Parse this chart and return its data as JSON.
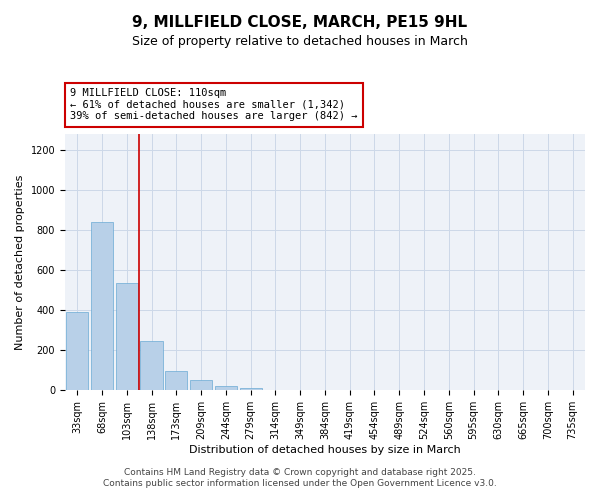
{
  "title": "9, MILLFIELD CLOSE, MARCH, PE15 9HL",
  "subtitle": "Size of property relative to detached houses in March",
  "xlabel": "Distribution of detached houses by size in March",
  "ylabel": "Number of detached properties",
  "bar_labels": [
    "33sqm",
    "68sqm",
    "103sqm",
    "138sqm",
    "173sqm",
    "209sqm",
    "244sqm",
    "279sqm",
    "314sqm",
    "349sqm",
    "384sqm",
    "419sqm",
    "454sqm",
    "489sqm",
    "524sqm",
    "560sqm",
    "595sqm",
    "630sqm",
    "665sqm",
    "700sqm",
    "735sqm"
  ],
  "bar_values": [
    390,
    840,
    535,
    248,
    98,
    52,
    20,
    10,
    4,
    2,
    1,
    0,
    0,
    0,
    0,
    0,
    0,
    0,
    0,
    0,
    0
  ],
  "bar_color": "#b8d0e8",
  "bar_edge_color": "#6aaad4",
  "vline_x_index": 2.5,
  "vline_color": "#cc0000",
  "annot_line1": "9 MILLFIELD CLOSE: 110sqm",
  "annot_line2": "← 61% of detached houses are smaller (1,342)",
  "annot_line3": "39% of semi-detached houses are larger (842) →",
  "annotation_box_color": "#cc0000",
  "ylim": [
    0,
    1280
  ],
  "yticks": [
    0,
    200,
    400,
    600,
    800,
    1000,
    1200
  ],
  "grid_color": "#ccd8e8",
  "bg_color": "#eef2f8",
  "footer_line1": "Contains HM Land Registry data © Crown copyright and database right 2025.",
  "footer_line2": "Contains public sector information licensed under the Open Government Licence v3.0.",
  "title_fontsize": 11,
  "subtitle_fontsize": 9,
  "axis_label_fontsize": 8,
  "tick_fontsize": 7,
  "annotation_fontsize": 7.5,
  "footer_fontsize": 6.5
}
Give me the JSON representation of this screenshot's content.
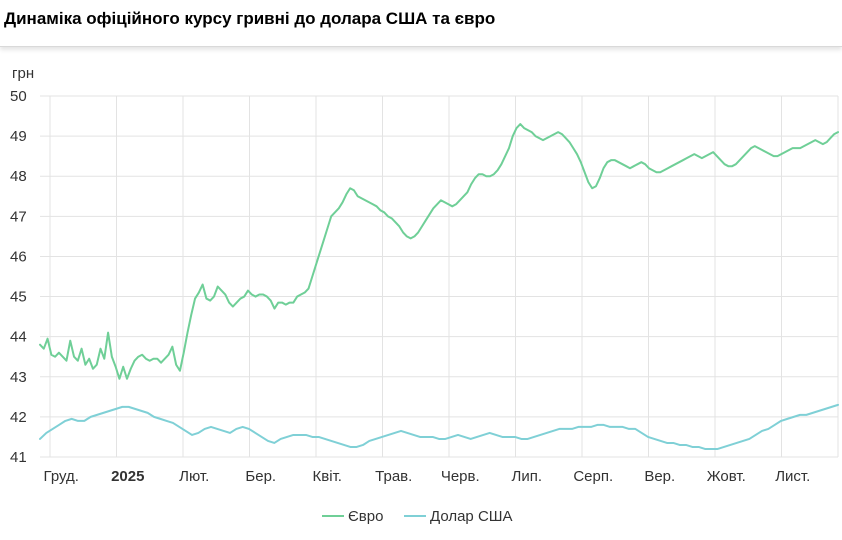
{
  "title": "Динаміка офіційного курсу гривні до долара США та євро",
  "chart_data": {
    "type": "line",
    "ylabel": "грн",
    "ylim": [
      41,
      50
    ],
    "yticks": [
      41,
      42,
      43,
      44,
      45,
      46,
      47,
      48,
      49,
      50
    ],
    "x_tick_labels": [
      {
        "label": "Груд.",
        "bold": false
      },
      {
        "label": "2025",
        "bold": true
      },
      {
        "label": "Лют.",
        "bold": false
      },
      {
        "label": "Бер.",
        "bold": false
      },
      {
        "label": "Квіт.",
        "bold": false
      },
      {
        "label": "Трав.",
        "bold": false
      },
      {
        "label": "Черв.",
        "bold": false
      },
      {
        "label": "Лип.",
        "bold": false
      },
      {
        "label": "Серп.",
        "bold": false
      },
      {
        "label": "Вер.",
        "bold": false
      },
      {
        "label": "Жовт.",
        "bold": false
      },
      {
        "label": "Лист.",
        "bold": false
      }
    ],
    "grid": true,
    "legend_position": "bottom-center",
    "series": [
      {
        "name": "Євро",
        "color": "#6fcf97",
        "values": [
          43.8,
          43.7,
          43.95,
          43.55,
          43.5,
          43.6,
          43.5,
          43.4,
          43.9,
          43.5,
          43.4,
          43.7,
          43.3,
          43.45,
          43.2,
          43.3,
          43.7,
          43.45,
          44.1,
          43.5,
          43.25,
          42.95,
          43.25,
          42.95,
          43.2,
          43.4,
          43.5,
          43.55,
          43.45,
          43.4,
          43.45,
          43.45,
          43.35,
          43.45,
          43.55,
          43.75,
          43.3,
          43.15,
          43.6,
          44.1,
          44.55,
          44.95,
          45.1,
          45.3,
          44.95,
          44.9,
          45.0,
          45.25,
          45.15,
          45.05,
          44.85,
          44.75,
          44.85,
          44.95,
          45.0,
          45.15,
          45.05,
          45.0,
          45.05,
          45.05,
          45.0,
          44.9,
          44.7,
          44.85,
          44.85,
          44.8,
          44.85,
          44.85,
          45.0,
          45.05,
          45.1,
          45.2,
          45.5,
          45.8,
          46.1,
          46.4,
          46.7,
          47.0,
          47.1,
          47.2,
          47.35,
          47.55,
          47.7,
          47.65,
          47.5,
          47.45,
          47.4,
          47.35,
          47.3,
          47.25,
          47.15,
          47.1,
          47.0,
          46.95,
          46.85,
          46.75,
          46.6,
          46.5,
          46.45,
          46.5,
          46.6,
          46.75,
          46.9,
          47.05,
          47.2,
          47.3,
          47.4,
          47.35,
          47.3,
          47.25,
          47.3,
          47.4,
          47.5,
          47.6,
          47.8,
          47.95,
          48.05,
          48.05,
          48.0,
          48.0,
          48.05,
          48.15,
          48.3,
          48.5,
          48.7,
          49.0,
          49.2,
          49.3,
          49.2,
          49.15,
          49.1,
          49.0,
          48.95,
          48.9,
          48.95,
          49.0,
          49.05,
          49.1,
          49.05,
          48.95,
          48.85,
          48.7,
          48.55,
          48.35,
          48.1,
          47.85,
          47.7,
          47.75,
          47.95,
          48.2,
          48.35,
          48.4,
          48.4,
          48.35,
          48.3,
          48.25,
          48.2,
          48.25,
          48.3,
          48.35,
          48.3,
          48.2,
          48.15,
          48.1,
          48.1,
          48.15,
          48.2,
          48.25,
          48.3,
          48.35,
          48.4,
          48.45,
          48.5,
          48.55,
          48.5,
          48.45,
          48.5,
          48.55,
          48.6,
          48.5,
          48.4,
          48.3,
          48.25,
          48.25,
          48.3,
          48.4,
          48.5,
          48.6,
          48.7,
          48.75,
          48.7,
          48.65,
          48.6,
          48.55,
          48.5,
          48.5,
          48.55,
          48.6,
          48.65,
          48.7,
          48.7,
          48.7,
          48.75,
          48.8,
          48.85,
          48.9,
          48.85,
          48.8,
          48.85,
          48.95,
          49.05,
          49.1
        ]
      },
      {
        "name": "Долар США",
        "color": "#7fd0d6",
        "values": [
          41.45,
          41.6,
          41.7,
          41.8,
          41.9,
          41.95,
          41.9,
          41.9,
          42.0,
          42.05,
          42.1,
          42.15,
          42.2,
          42.25,
          42.25,
          42.2,
          42.15,
          42.1,
          42.0,
          41.95,
          41.9,
          41.85,
          41.75,
          41.65,
          41.55,
          41.6,
          41.7,
          41.75,
          41.7,
          41.65,
          41.6,
          41.7,
          41.75,
          41.7,
          41.6,
          41.5,
          41.4,
          41.35,
          41.45,
          41.5,
          41.55,
          41.55,
          41.55,
          41.5,
          41.5,
          41.45,
          41.4,
          41.35,
          41.3,
          41.25,
          41.25,
          41.3,
          41.4,
          41.45,
          41.5,
          41.55,
          41.6,
          41.65,
          41.6,
          41.55,
          41.5,
          41.5,
          41.5,
          41.45,
          41.45,
          41.5,
          41.55,
          41.5,
          41.45,
          41.5,
          41.55,
          41.6,
          41.55,
          41.5,
          41.5,
          41.5,
          41.45,
          41.45,
          41.5,
          41.55,
          41.6,
          41.65,
          41.7,
          41.7,
          41.7,
          41.75,
          41.75,
          41.75,
          41.8,
          41.8,
          41.75,
          41.75,
          41.75,
          41.7,
          41.7,
          41.6,
          41.5,
          41.45,
          41.4,
          41.35,
          41.35,
          41.3,
          41.3,
          41.25,
          41.25,
          41.2,
          41.2,
          41.2,
          41.25,
          41.3,
          41.35,
          41.4,
          41.45,
          41.55,
          41.65,
          41.7,
          41.8,
          41.9,
          41.95,
          42.0,
          42.05,
          42.05,
          42.1,
          42.15,
          42.2,
          42.25,
          42.3
        ]
      }
    ]
  }
}
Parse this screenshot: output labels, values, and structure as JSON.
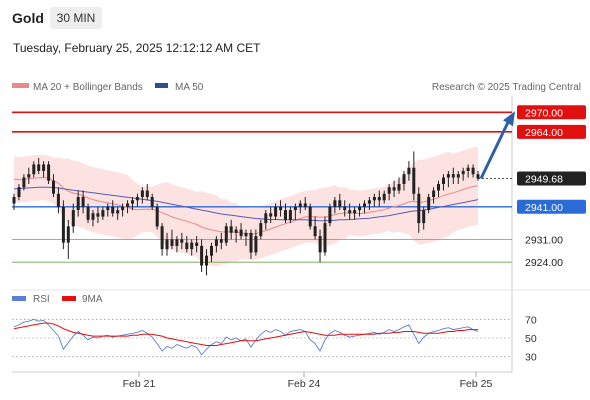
{
  "header": {
    "symbol": "Gold",
    "timeframe": "30 MIN",
    "timestamp": "Tuesday, February 25, 2025 12:12:12 AM CET"
  },
  "legend": {
    "ma20": "MA 20 + Bollinger Bands",
    "ma50": "MA 50",
    "rsi": "RSI",
    "ma9": "9MA",
    "credit": "Research © 2025 Trading Central"
  },
  "colors": {
    "candle": "#222222",
    "band_fill": "#fde2e2",
    "ma20": "#e88a8a",
    "ma50": "#5a5ab8",
    "resistance": "#e01010",
    "pivot": "#2a6bd8",
    "support": "#6aa84f",
    "rsi": "#5b7fd6",
    "rsi_ma": "#e01010",
    "arrow": "#2f5fa8",
    "last_price_bg": "#222222"
  },
  "chart_data": [
    {
      "type": "candlestick",
      "title": "Gold",
      "x_ticks": [
        "Feb 21",
        "Feb 24",
        "Feb 25"
      ],
      "ylim": [
        2917,
        2975
      ],
      "candles": [
        [
          2942,
          2945,
          2940,
          2944
        ],
        [
          2944,
          2948,
          2943,
          2947
        ],
        [
          2947,
          2951,
          2946,
          2950
        ],
        [
          2950,
          2953,
          2948,
          2951
        ],
        [
          2951,
          2955,
          2950,
          2954
        ],
        [
          2954,
          2956,
          2951,
          2952
        ],
        [
          2952,
          2955,
          2950,
          2954
        ],
        [
          2954,
          2955,
          2948,
          2949
        ],
        [
          2949,
          2951,
          2944,
          2945
        ],
        [
          2945,
          2947,
          2939,
          2941
        ],
        [
          2941,
          2943,
          2928,
          2930
        ],
        [
          2930,
          2937,
          2925,
          2935
        ],
        [
          2935,
          2942,
          2933,
          2940
        ],
        [
          2940,
          2946,
          2938,
          2944
        ],
        [
          2944,
          2946,
          2939,
          2941
        ],
        [
          2941,
          2942,
          2936,
          2937
        ],
        [
          2937,
          2940,
          2935,
          2939
        ],
        [
          2939,
          2941,
          2936,
          2938
        ],
        [
          2938,
          2941,
          2937,
          2940
        ],
        [
          2940,
          2942,
          2938,
          2941
        ],
        [
          2941,
          2943,
          2938,
          2939
        ],
        [
          2939,
          2941,
          2937,
          2940
        ],
        [
          2940,
          2942,
          2938,
          2941
        ],
        [
          2941,
          2943,
          2939,
          2942
        ],
        [
          2942,
          2944,
          2940,
          2943
        ],
        [
          2943,
          2945,
          2941,
          2944
        ],
        [
          2944,
          2947,
          2942,
          2946
        ],
        [
          2946,
          2948,
          2943,
          2944
        ],
        [
          2944,
          2945,
          2940,
          2941
        ],
        [
          2941,
          2942,
          2934,
          2935
        ],
        [
          2935,
          2936,
          2926,
          2928
        ],
        [
          2928,
          2933,
          2926,
          2931
        ],
        [
          2931,
          2934,
          2928,
          2929
        ],
        [
          2929,
          2932,
          2927,
          2931
        ],
        [
          2931,
          2933,
          2928,
          2930
        ],
        [
          2930,
          2932,
          2927,
          2928
        ],
        [
          2928,
          2931,
          2926,
          2930
        ],
        [
          2930,
          2932,
          2927,
          2929
        ],
        [
          2929,
          2931,
          2921,
          2923
        ],
        [
          2923,
          2928,
          2920,
          2926
        ],
        [
          2926,
          2930,
          2924,
          2929
        ],
        [
          2929,
          2932,
          2927,
          2931
        ],
        [
          2931,
          2933,
          2928,
          2930
        ],
        [
          2930,
          2936,
          2929,
          2935
        ],
        [
          2935,
          2937,
          2931,
          2933
        ],
        [
          2933,
          2935,
          2930,
          2934
        ],
        [
          2934,
          2936,
          2931,
          2932
        ],
        [
          2932,
          2934,
          2929,
          2933
        ],
        [
          2933,
          2934,
          2925,
          2927
        ],
        [
          2927,
          2934,
          2926,
          2932
        ],
        [
          2932,
          2937,
          2931,
          2936
        ],
        [
          2936,
          2940,
          2934,
          2939
        ],
        [
          2939,
          2941,
          2936,
          2938
        ],
        [
          2938,
          2942,
          2937,
          2941
        ],
        [
          2941,
          2943,
          2938,
          2940
        ],
        [
          2940,
          2942,
          2936,
          2937
        ],
        [
          2937,
          2941,
          2936,
          2940
        ],
        [
          2940,
          2942,
          2937,
          2941
        ],
        [
          2941,
          2943,
          2939,
          2942
        ],
        [
          2942,
          2944,
          2940,
          2941
        ],
        [
          2941,
          2942,
          2934,
          2935
        ],
        [
          2935,
          2938,
          2931,
          2932
        ],
        [
          2932,
          2934,
          2924,
          2927
        ],
        [
          2927,
          2938,
          2926,
          2936
        ],
        [
          2936,
          2942,
          2935,
          2941
        ],
        [
          2941,
          2944,
          2939,
          2943
        ],
        [
          2943,
          2945,
          2940,
          2941
        ],
        [
          2941,
          2943,
          2938,
          2940
        ],
        [
          2940,
          2942,
          2937,
          2939
        ],
        [
          2939,
          2941,
          2937,
          2940
        ],
        [
          2940,
          2942,
          2938,
          2941
        ],
        [
          2941,
          2943,
          2939,
          2942
        ],
        [
          2942,
          2944,
          2940,
          2943
        ],
        [
          2943,
          2945,
          2941,
          2944
        ],
        [
          2944,
          2946,
          2941,
          2943
        ],
        [
          2943,
          2946,
          2942,
          2945
        ],
        [
          2945,
          2948,
          2943,
          2947
        ],
        [
          2947,
          2949,
          2944,
          2946
        ],
        [
          2946,
          2950,
          2945,
          2948
        ],
        [
          2948,
          2952,
          2946,
          2951
        ],
        [
          2951,
          2955,
          2949,
          2953
        ],
        [
          2953,
          2958,
          2943,
          2945
        ],
        [
          2945,
          2947,
          2933,
          2936
        ],
        [
          2936,
          2941,
          2934,
          2940
        ],
        [
          2940,
          2945,
          2939,
          2944
        ],
        [
          2944,
          2947,
          2942,
          2946
        ],
        [
          2946,
          2949,
          2944,
          2948
        ],
        [
          2948,
          2951,
          2946,
          2950
        ],
        [
          2950,
          2952,
          2947,
          2951
        ],
        [
          2951,
          2953,
          2948,
          2950
        ],
        [
          2950,
          2952,
          2948,
          2951
        ],
        [
          2951,
          2953,
          2949,
          2952
        ],
        [
          2952,
          2954,
          2950,
          2953
        ],
        [
          2953,
          2954,
          2950,
          2951
        ],
        [
          2951,
          2952,
          2949,
          2949.68
        ]
      ],
      "ma20": [
        2949.5,
        2949.3,
        2949.4,
        2949.6,
        2949.8,
        2949.9,
        2950.0,
        2949.7,
        2949.0,
        2948.2,
        2946.8,
        2945.8,
        2945.2,
        2944.9,
        2944.4,
        2943.7,
        2943.2,
        2942.8,
        2942.5,
        2942.2,
        2941.9,
        2941.6,
        2941.2,
        2940.8,
        2940.3,
        2940.1,
        2940.2,
        2940.3,
        2940.2,
        2939.8,
        2939.2,
        2938.6,
        2937.9,
        2937.4,
        2937.0,
        2936.6,
        2936.1,
        2935.6,
        2934.8,
        2934.3,
        2933.9,
        2933.6,
        2933.3,
        2933.3,
        2933.3,
        2933.2,
        2933.0,
        2932.8,
        2932.6,
        2932.7,
        2933.2,
        2933.7,
        2934.2,
        2934.8,
        2935.3,
        2935.8,
        2936.3,
        2936.8,
        2937.4,
        2937.9,
        2938.0,
        2938.0,
        2937.8,
        2937.9,
        2938.2,
        2938.6,
        2938.9,
        2939.1,
        2939.2,
        2939.1,
        2938.9,
        2939.0,
        2939.3,
        2939.6,
        2939.8,
        2940.1,
        2940.6,
        2941.0,
        2941.4,
        2941.9,
        2942.5,
        2942.7,
        2942.4,
        2942.5,
        2942.9,
        2943.3,
        2943.8,
        2944.4,
        2944.9,
        2945.3,
        2945.8,
        2946.3,
        2946.8,
        2947.2,
        2947.5
      ],
      "ma50": [
        2946.5,
        2946.6,
        2946.7,
        2946.8,
        2946.9,
        2947.0,
        2947.0,
        2947.0,
        2946.9,
        2946.8,
        2946.5,
        2946.3,
        2946.1,
        2945.9,
        2945.7,
        2945.5,
        2945.3,
        2945.1,
        2944.9,
        2944.7,
        2944.5,
        2944.3,
        2944.1,
        2943.9,
        2943.7,
        2943.5,
        2943.3,
        2943.1,
        2942.9,
        2942.7,
        2942.4,
        2942.1,
        2941.8,
        2941.5,
        2941.2,
        2940.9,
        2940.6,
        2940.3,
        2940.0,
        2939.7,
        2939.4,
        2939.1,
        2938.8,
        2938.6,
        2938.4,
        2938.2,
        2938.0,
        2937.8,
        2937.6,
        2937.4,
        2937.3,
        2937.2,
        2937.1,
        2937.1,
        2937.0,
        2937.0,
        2937.0,
        2937.0,
        2937.0,
        2937.0,
        2936.9,
        2936.8,
        2936.7,
        2936.7,
        2936.8,
        2936.9,
        2937.0,
        2937.0,
        2937.1,
        2937.2,
        2937.3,
        2937.4,
        2937.5,
        2937.7,
        2937.9,
        2938.1,
        2938.3,
        2938.6,
        2938.9,
        2939.2,
        2939.5,
        2939.7,
        2939.8,
        2940.0,
        2940.2,
        2940.5,
        2940.8,
        2941.1,
        2941.4,
        2941.7,
        2942.0,
        2942.3,
        2942.6,
        2942.9,
        2943.2
      ],
      "bb_half_width": [
        7,
        7,
        7,
        7,
        7,
        7,
        7,
        7,
        7,
        8,
        9,
        10,
        10,
        10,
        10,
        10,
        10,
        10,
        10,
        10,
        10,
        10,
        10,
        10,
        9,
        8,
        7,
        7,
        7,
        8,
        9,
        10,
        10,
        10,
        10,
        10,
        10,
        10,
        11,
        11,
        11,
        11,
        10,
        10,
        9,
        9,
        8,
        8,
        8,
        8,
        8,
        8,
        8,
        8,
        8,
        8,
        8,
        8,
        8,
        8,
        8,
        8,
        9,
        9,
        9,
        9,
        8,
        8,
        7,
        7,
        7,
        7,
        7,
        7,
        7,
        7,
        7,
        8,
        8,
        9,
        10,
        12,
        13,
        13,
        13,
        13,
        13,
        13,
        13,
        12,
        12,
        12,
        12,
        12,
        12
      ],
      "levels": [
        {
          "value": "2970.00",
          "kind": "resistance"
        },
        {
          "value": "2964.00",
          "kind": "resistance"
        },
        {
          "value": "2949.68",
          "kind": "last"
        },
        {
          "value": "2941.00",
          "kind": "pivot"
        },
        {
          "value": "2931.00",
          "kind": "support"
        },
        {
          "value": "2924.00",
          "kind": "support"
        }
      ],
      "arrow": {
        "from": 2949.68,
        "to": 2970
      }
    },
    {
      "type": "line",
      "title": "RSI",
      "ylim": [
        20,
        80
      ],
      "y_ticks": [
        "70",
        "50",
        "30"
      ],
      "rsi": [
        62,
        64,
        67,
        68,
        70,
        68,
        69,
        64,
        58,
        52,
        38,
        45,
        52,
        57,
        53,
        48,
        51,
        50,
        52,
        53,
        51,
        52,
        53,
        54,
        55,
        56,
        58,
        55,
        51,
        44,
        36,
        41,
        39,
        43,
        41,
        39,
        42,
        40,
        32,
        38,
        43,
        46,
        44,
        51,
        48,
        50,
        47,
        49,
        40,
        48,
        54,
        58,
        56,
        59,
        57,
        53,
        57,
        58,
        59,
        57,
        48,
        44,
        36,
        48,
        55,
        58,
        56,
        53,
        51,
        52,
        53,
        54,
        55,
        56,
        54,
        56,
        59,
        57,
        59,
        62,
        64,
        54,
        44,
        51,
        55,
        57,
        58,
        60,
        61,
        59,
        60,
        61,
        62,
        59,
        57
      ],
      "rsi_ma": [
        60,
        61,
        62,
        63,
        64,
        65,
        66,
        66,
        65,
        63,
        60,
        58,
        56,
        55,
        54,
        53,
        52,
        52,
        52,
        52,
        52,
        52,
        52,
        52,
        53,
        53,
        54,
        54,
        54,
        53,
        52,
        50,
        49,
        48,
        47,
        46,
        45,
        44,
        43,
        42,
        42,
        42,
        43,
        44,
        45,
        46,
        47,
        47,
        47,
        47,
        48,
        49,
        50,
        51,
        52,
        53,
        54,
        55,
        56,
        57,
        56,
        55,
        54,
        53,
        53,
        53,
        54,
        54,
        54,
        54,
        54,
        54,
        54,
        54,
        55,
        55,
        55,
        56,
        56,
        57,
        57,
        57,
        56,
        55,
        55,
        55,
        55,
        56,
        57,
        57,
        58,
        58,
        59,
        59,
        59
      ]
    }
  ]
}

===

### WORK TO BE COMPLETED
Check all the records above and select each line where the string "this" is found.

### EXPECTED ANSWER
Parse this chart and return its data as JSON.
Give me the JSON representation of this screenshot's content.
Parse this screenshot: output labels, values, and structure as JSON.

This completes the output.